### THE INPUT ###

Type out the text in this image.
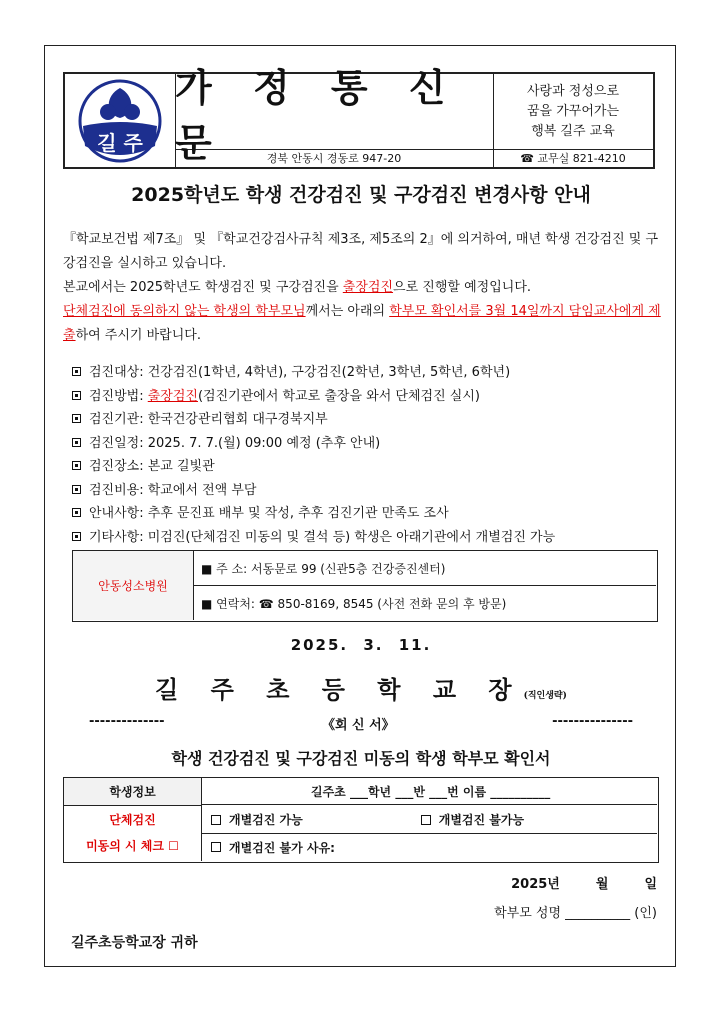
길 주
가 정 통 신 문
사랑과 정성으로
꿈을 가꾸어가는
행복 길주 교육
경북 안동시 경동로 947-20	☎ 교무실 821-4210
2025학년도 학생 건강검진 및 구강검진 변경사항 안내
『학교보건법 제7조』 및 『학교건강검사규칙 제3조, 제5조의 2』에 의거하여, 매년 학생 건강검진 및 구강검진을 실시하고 있습니다.
본교에서는 2025학년도 학생검진 및 구강검진을 출장검진으로 진행할 예정입니다.
단체검진에 동의하지 않는 학생의 학부모님께서는 아래의 학부모 확인서를 3월 14일까지 담임교사에게 제출하여 주시기 바랍니다.
검진대상: 건강검진(1학년, 4학년), 구강검진(2학년, 3학년, 5학년, 6학년)
검진방법: 출장검진(검진기관에서 학교로 출장을 와서 단체검진 실시)
검진기관: 한국건강관리협회 대구경북지부
검진일정: 2025. 7. 7.(월) 09:00 예정 (추후 안내)
검진장소: 본교 길빛관
검진비용: 학교에서 전액 부담
안내사항: 추후 문진표 배부 및 작성, 추후 검진기관 만족도 조사
기타사항: 미검진(단체검진 미동의 및 결석 등) 학생은 아래기관에서 개별검진 가능
안동성소병원
■ 주 소: 서동문로 99 (신관5층 건강증진센터)
■ 연락처: ☎ 850-8169, 8545 (사전 전화 문의 후 방문)
2025. 3. 11.
길 주 초 등 학 교 장(직인생략)
--------------	《회 신 서》	---------------
학생 건강검진 및 구강검진 미동의 학생 학부모 확인서
학생정보	길주초 ___학년 ___반 ___번 이름 __________
단체검진
미동의 시 체크 ☐
개별검진 가능	개별검진 불가능
개별검진 불가 사유:
2025년	월	일
학부모 성명 __________ (인)
길주초등학교장 귀하
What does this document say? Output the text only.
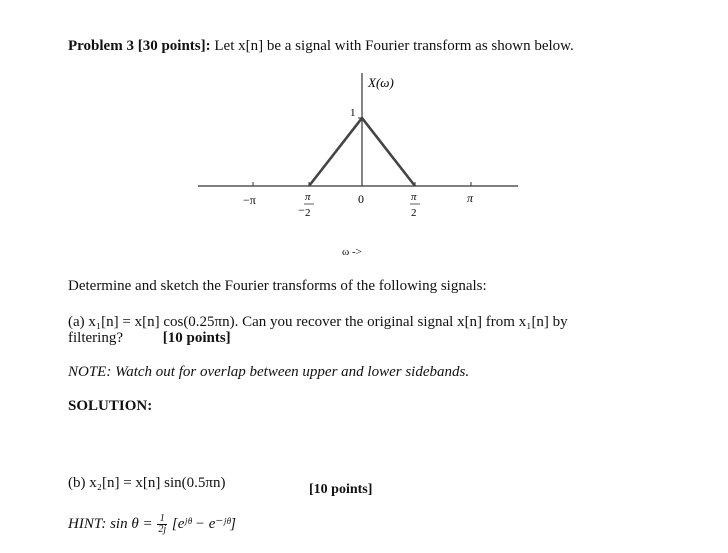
Problem 3 [30 points]: Let x[n] be a signal with Fourier transform as shown below.
X(ω)
1
−π
−
π
2
0	π
2
π
ω ->
Determine and sketch the Fourier transforms of the following signals:
(a) x₁[n] = x[n] cos(0.25πn). Can you recover the original signal x[n] from x₁[n] by
filtering?	[10 points]
NOTE: Watch out for overlap between upper and lower sidebands.
SOLUTION:
(b) x₂[n] = x[n] sin(0.5πn)	[10 points]
HINT: $\sin \theta = \frac{1}{2j}$ [eʲᶿ − e⁻ʲᶿ]
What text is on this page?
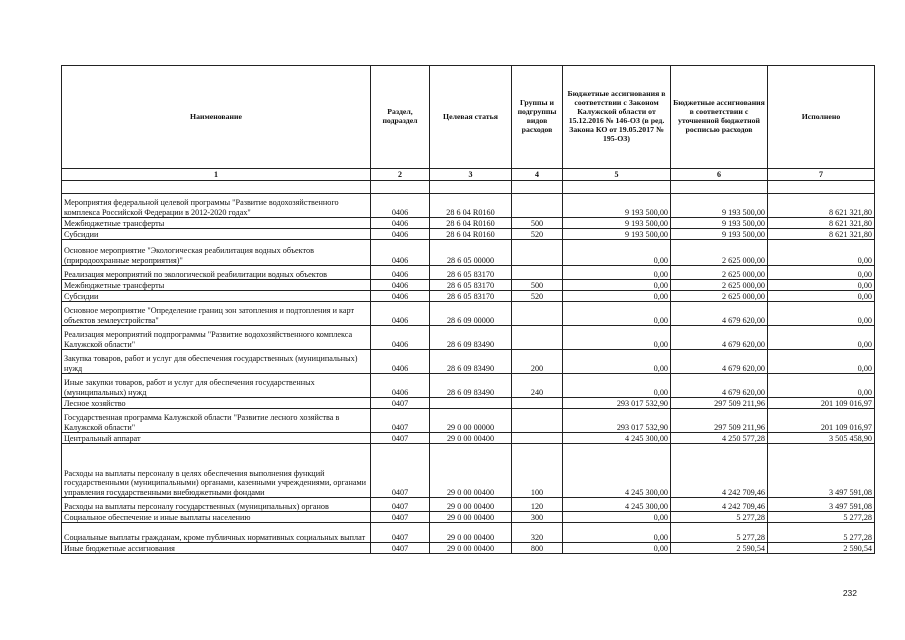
Наименование	Раздел, подраздел	Целевая статья	Группы и подгруппы видов расходов	Бюджетные ассигнования в соответствии с Законом Калужской области от 15.12.2016 № 146-ОЗ (в ред. Закона КО от 19.05.2017 № 195-ОЗ)	Бюджетные ассигнования в соответствии с уточненной бюджетной росписью расходов	Исполнено
1	2	3	4	5	6	7

Мероприятия федеральной целевой программы "Развитие водохозяйственного комплекса Российской Федерации в 2012-2020 годах"	0406	28 6 04 R0160		9 193 500,00	9 193 500,00	8 621 321,80
Межбюджетные трансферты	0406	28 6 04 R0160	500	9 193 500,00	9 193 500,00	8 621 321,80
Субсидии	0406	28 6 04 R0160	520	9 193 500,00	9 193 500,00	8 621 321,80
Основное мероприятие "Экологическая реабилитация водных объектов (природоохранные мероприятия)"	0406	28 6 05 00000		0,00	2 625 000,00	0,00
Реализация мероприятий по экологической реабилитации водных объектов	0406	28 6 05 83170		0,00	2 625 000,00	0,00
Межбюджетные трансферты	0406	28 6 05 83170	500	0,00	2 625 000,00	0,00
Субсидии	0406	28 6 05 83170	520	0,00	2 625 000,00	0,00
Основное мероприятие "Определение границ зон затопления и подтопления и карт объектов землеустройства"	0406	28 6 09 00000		0,00	4 679 620,00	0,00
Реализация мероприятий подпрограммы "Развитие водохозяйственного комплекса Калужской области"	0406	28 6 09 83490		0,00	4 679 620,00	0,00
Закупка товаров, работ и услуг для обеспечения государственных (муниципальных) нужд	0406	28 6 09 83490	200	0,00	4 679 620,00	0,00
Иные закупки товаров, работ и услуг для обеспечения государственных (муниципальных) нужд	0406	28 6 09 83490	240	0,00	4 679 620,00	0,00
Лесное хозяйство	0407			293 017 532,90	297 509 211,96	201 109 016,97
Государственная программа Калужской области "Развитие лесного хозяйства в Калужской области"	0407	29 0 00 00000		293 017 532,90	297 509 211,96	201 109 016,97
Центральный аппарат	0407	29 0 00 00400		4 245 300,00	4 250 577,28	3 505 458,90
Расходы на выплаты персоналу в целях обеспечения выполнения функций государственными (муниципальными) органами, казенными учреждениями, органами управления государственными внебюджетными фондами	0407	29 0 00 00400	100	4 245 300,00	4 242 709,46	3 497 591,08
Расходы на выплаты персоналу государственных (муниципальных) органов	0407	29 0 00 00400	120	4 245 300,00	4 242 709,46	3 497 591,08
Социальное обеспечение и иные выплаты населению	0407	29 0 00 00400	300	0,00	5 277,28	5 277,28
Социальные выплаты гражданам, кроме публичных нормативных социальных выплат	0407	29 0 00 00400	320	0,00	5 277,28	5 277,28
Иные бюджетные ассигнования	0407	29 0 00 00400	800	0,00	2 590,54	2 590,54
232
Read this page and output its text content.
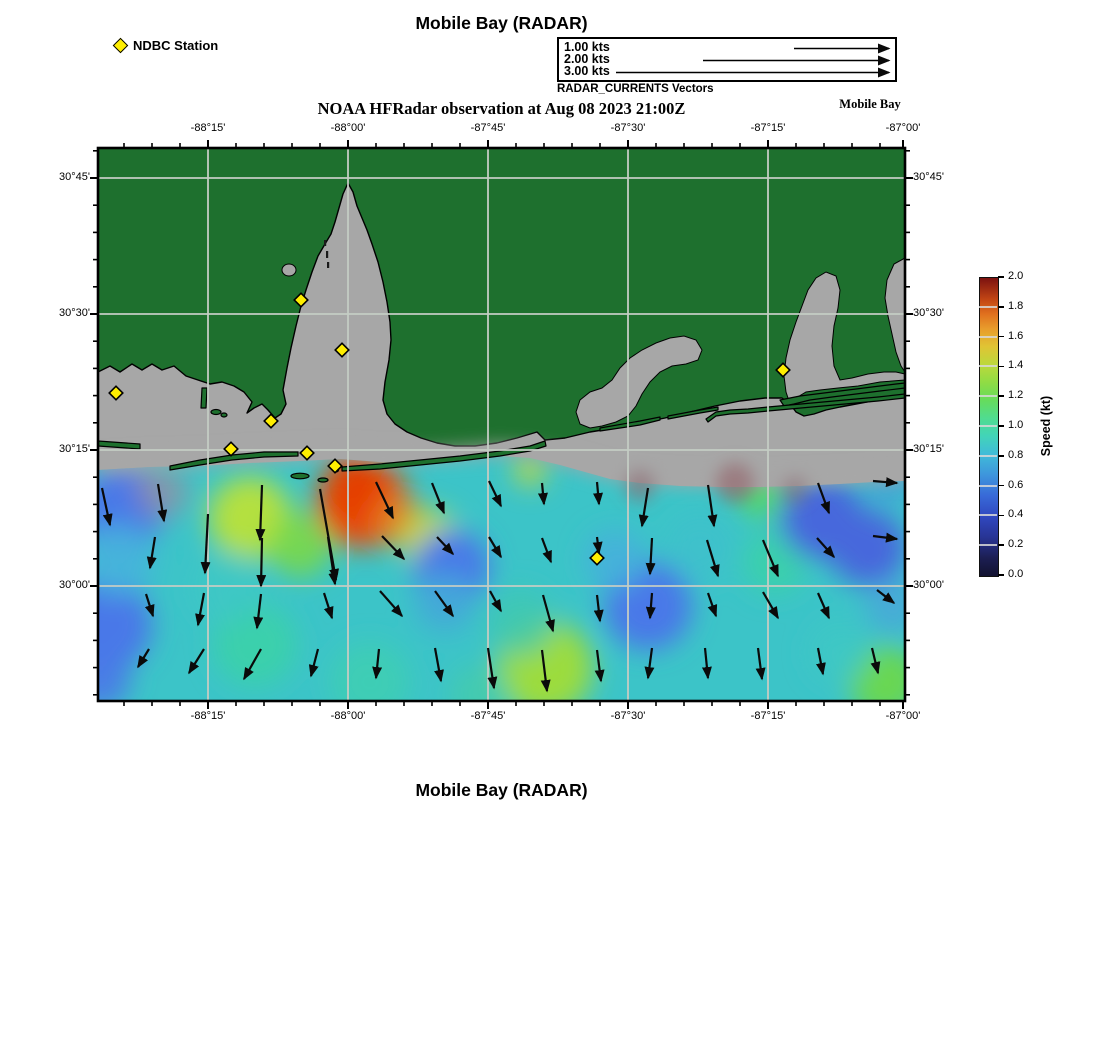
Mobile Bay (RADAR)
NDBC Station	1.00 kts
2.00 kts
3.00 kts
RADAR_CURRENTS Vectors
NOAA HFRadar observation at Aug 08 2023 21:00Z	Mobile Bay
-88°15'
-88°15'
-88°00'
-88°00'
-87°45'
-87°45'
-87°30'
-87°30'
-87°15'
-87°15'
-87°00'
-87°00'
30°45'	30°45'
30°30'	30°30'
30°15'	30°15'
30°00'	30°00'
2.0
1.8
1.6
1.4
1.2
1.0
0.8
0.6
0.4
0.2
0.0
Speed (kt)
Mobile Bay (RADAR)
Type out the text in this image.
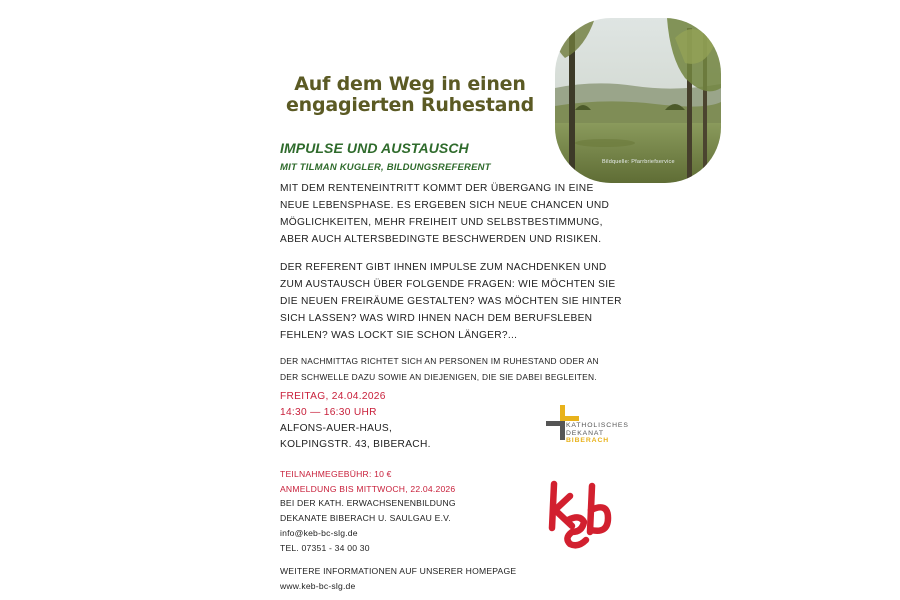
Bildquelle: Pfarrbriefservice
Auf dem Weg in einen
engagierten Ruhestand
IMPULSE UND AUSTAUSCH
MIT TILMAN KUGLER, BILDUNGSREFERENT
MIT DEM RENTENEINTRITT KOMMT DER ÜBERGANG IN EINE
NEUE LEBENSPHASE. ES ERGEBEN SICH NEUE CHANCEN UND
MÖGLICHKEITEN, MEHR FREIHEIT UND SELBSTBESTIMMUNG,
ABER AUCH ALTERSBEDINGTE BESCHWERDEN UND RISIKEN.
DER REFERENT GIBT IHNEN IMPULSE ZUM NACHDENKEN UND
ZUM AUSTAUSCH ÜBER FOLGENDE FRAGEN: WIE MÖCHTEN SIE
DIE NEUEN FREIRÄUME GESTALTEN? WAS MÖCHTEN SIE HINTER
SICH LASSEN? WAS WIRD IHNEN NACH DEM BERUFSLEBEN
FEHLEN? WAS LOCKT SIE SCHON LÄNGER?...
DER NACHMITTAG RICHTET SICH AN PERSONEN IM RUHESTAND ODER AN
DER SCHWELLE DAZU SOWIE AN DIEJENIGEN, DIE SIE DABEI BEGLEITEN.
FREITAG, 24.04.2026
14:30 — 16:30 UHR
ALFONS-AUER-HAUS,
KOLPINGSTR. 43, BIBERACH.
TEILNAHMEGEBÜHR: 10 €
ANMELDUNG BIS MITTWOCH, 22.04.2026
BEI DER KATH. ERWACHSENENBILDUNG
DEKANATE BIBERACH U. SAULGAU E.V.
info@keb-bc-slg.de
TEL. 07351 - 34 00 30
WEITERE INFORMATIONEN AUF UNSERER HOMEPAGE
www.keb-bc-slg.de
KATHOLISCHES
DEKANAT
BIBERACH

###

TASK TO COMPLETE
Go back to the records above and write them out exactly, without the pictures.

ANSWER TO THE PROBLEM
Type out the text in this image.
길 주
가 정 통 신 문
사랑과 정성으로
꿈을 가꾸어가는
행복 길주 교육
경북 안동시 경동로 947-20	☎ 교무실 821-4210
2025학년도 학생 건강검진 및 구강검진 변경사항 안내
『학교보건법 제7조』 및 『학교건강검사규칙 제3조, 제5조의 2』에 의거하여, 매년 학생 건강검진 및 구강검진을 실시하고 있습니다.
본교에서는 2025학년도 학생검진 및 구강검진을 출장검진으로 진행할 예정입니다.
단체검진에 동의하지 않는 학생의 학부모님께서는 아래의 학부모 확인서를 3월 14일까지 담임교사에게 제출하여 주시기 바랍니다.
검진대상: 건강검진(1학년, 4학년), 구강검진(2학년, 3학년, 5학년, 6학년)
검진방법: 출장검진(검진기관에서 학교로 출장을 와서 단체검진 실시)
검진기관: 한국건강관리협회 대구경북지부
검진일정: 2025. 7. 7.(월) 09:00 예정 (추후 안내)
검진장소: 본교 길빛관
검진비용: 학교에서 전액 부담
안내사항: 추후 문진표 배부 및 작성, 추후 검진기관 만족도 조사
기타사항: 미검진(단체검진 미동의 및 결석 등) 학생은 아래기관에서 개별검진 가능
안동성소병원
■ 주 소: 서동문로 99 (신관5층 건강증진센터)
■ 연락처: ☎ 850-8169, 8545 (사전 전화 문의 후 방문)
2025. 3. 11.
길 주 초 등 학 교 장(직인생략)
--------------	《회 신 서》	---------------
학생 건강검진 및 구강검진 미동의 학생 학부모 확인서
학생정보	길주초 ___학년 ___반 ___번 이름 __________
단체검진
미동의 시 체크 ☐
개별검진 가능	개별검진 불가능
개별검진 불가 사유:
2025년	월	일
학부모 성명 __________ (인)
길주초등학교장 귀하
What does this document say? Output the text only.
Problem 3 [30 points]: Let x[n] be a signal with Fourier transform as shown below.
X(ω)
1
−π
−
π
2
0	π
2
π
ω ->
Determine and sketch the Fourier transforms of the following signals:
(a) x₁[n] = x[n] cos(0.25πn). Can you recover the original signal x[n] from x₁[n] by
filtering?	[10 points]
NOTE: Watch out for overlap between upper and lower sidebands.
SOLUTION:
(b) x₂[n] = x[n] sin(0.5πn)	[10 points]
HINT: $\sin \theta = \frac{1}{2j}$ [eʲᶿ − e⁻ʲᶿ]
What text is on this page?
Наименование	Раздел, подраздел	Целевая статья	Группы и подгруппы видов расходов	Бюджетные ассигнования в соответствии с Законом Калужской области от 15.12.2016 № 146-ОЗ (в ред. Закона КО от 19.05.2017 № 195-ОЗ)	Бюджетные ассигнования в соответствии с уточненной бюджетной росписью расходов	Исполнено
1	2	3	4	5	6	7

Мероприятия федеральной целевой программы "Развитие водохозяйственного комплекса Российской Федерации в 2012-2020 годах"	0406	28 6 04 R0160		9 193 500,00	9 193 500,00	8 621 321,80
Межбюджетные трансферты	0406	28 6 04 R0160	500	9 193 500,00	9 193 500,00	8 621 321,80
Субсидии	0406	28 6 04 R0160	520	9 193 500,00	9 193 500,00	8 621 321,80
Основное мероприятие "Экологическая реабилитация водных объектов (природоохранные мероприятия)"	0406	28 6 05 00000		0,00	2 625 000,00	0,00
Реализация мероприятий по экологической реабилитации водных объектов	0406	28 6 05 83170		0,00	2 625 000,00	0,00
Межбюджетные трансферты	0406	28 6 05 83170	500	0,00	2 625 000,00	0,00
Субсидии	0406	28 6 05 83170	520	0,00	2 625 000,00	0,00
Основное мероприятие "Определение границ зон затопления и подтопления и карт объектов землеустройства"	0406	28 6 09 00000		0,00	4 679 620,00	0,00
Реализация мероприятий подпрограммы "Развитие водохозяйственного комплекса Калужской области"	0406	28 6 09 83490		0,00	4 679 620,00	0,00
Закупка товаров, работ и услуг для обеспечения государственных (муниципальных) нужд	0406	28 6 09 83490	200	0,00	4 679 620,00	0,00
Иные закупки товаров, работ и услуг для обеспечения государственных (муниципальных) нужд	0406	28 6 09 83490	240	0,00	4 679 620,00	0,00
Лесное хозяйство	0407			293 017 532,90	297 509 211,96	201 109 016,97
Государственная программа Калужской области "Развитие лесного хозяйства в Калужской области"	0407	29 0 00 00000		293 017 532,90	297 509 211,96	201 109 016,97
Центральный аппарат	0407	29 0 00 00400		4 245 300,00	4 250 577,28	3 505 458,90
Расходы на выплаты персоналу в целях обеспечения выполнения функций государственными (муниципальными) органами, казенными учреждениями, органами управления государственными внебюджетными фондами	0407	29 0 00 00400	100	4 245 300,00	4 242 709,46	3 497 591,08
Расходы на выплаты персоналу государственных (муниципальных) органов	0407	29 0 00 00400	120	4 245 300,00	4 242 709,46	3 497 591,08
Социальное обеспечение и иные выплаты населению	0407	29 0 00 00400	300	0,00	5 277,28	5 277,28
Социальные выплаты гражданам, кроме публичных нормативных социальных выплат	0407	29 0 00 00400	320	0,00	5 277,28	5 277,28
Иные бюджетные ассигнования	0407	29 0 00 00400	800	0,00	2 590,54	2 590,54
232
Read this page and output its text content.
Mobile Bay (RADAR)
NDBC Station	1.00 kts
2.00 kts
3.00 kts
RADAR_CURRENTS Vectors
NOAA HFRadar observation at Aug 08 2023 21:00Z	Mobile Bay
-88°15'
-88°15'
-88°00'
-88°00'
-87°45'
-87°45'
-87°30'
-87°30'
-87°15'
-87°15'
-87°00'
-87°00'
30°45'	30°45'
30°30'	30°30'
30°15'	30°15'
30°00'	30°00'
2.0
1.8
1.6
1.4
1.2
1.0
0.8
0.6
0.4
0.2
0.0
Speed (kt)
Mobile Bay (RADAR)
Type out the text in this image.
Bildquelle: Pfarrbriefservice
Auf dem Weg in einen
engagierten Ruhestand
IMPULSE UND AUSTAUSCH
MIT TILMAN KUGLER, BILDUNGSREFERENT
MIT DEM RENTENEINTRITT KOMMT DER ÜBERGANG IN EINE
NEUE LEBENSPHASE. ES ERGEBEN SICH NEUE CHANCEN UND
MÖGLICHKEITEN, MEHR FREIHEIT UND SELBSTBESTIMMUNG,
ABER AUCH ALTERSBEDINGTE BESCHWERDEN UND RISIKEN.
DER REFERENT GIBT IHNEN IMPULSE ZUM NACHDENKEN UND
ZUM AUSTAUSCH ÜBER FOLGENDE FRAGEN: WIE MÖCHTEN SIE
DIE NEUEN FREIRÄUME GESTALTEN? WAS MÖCHTEN SIE HINTER
SICH LASSEN? WAS WIRD IHNEN NACH DEM BERUFSLEBEN
FEHLEN? WAS LOCKT SIE SCHON LÄNGER?...
DER NACHMITTAG RICHTET SICH AN PERSONEN IM RUHESTAND ODER AN
DER SCHWELLE DAZU SOWIE AN DIEJENIGEN, DIE SIE DABEI BEGLEITEN.
FREITAG, 24.04.2026
14:30 — 16:30 UHR
ALFONS-AUER-HAUS,
KOLPINGSTR. 43, BIBERACH.
TEILNAHMEGEBÜHR: 10 €
ANMELDUNG BIS MITTWOCH, 22.04.2026
BEI DER KATH. ERWACHSENENBILDUNG
DEKANATE BIBERACH U. SAULGAU E.V.
info@keb-bc-slg.de
TEL. 07351 - 34 00 30
WEITERE INFORMATIONEN AUF UNSERER HOMEPAGE
www.keb-bc-slg.de
KATHOLISCHES
DEKANAT
BIBERACH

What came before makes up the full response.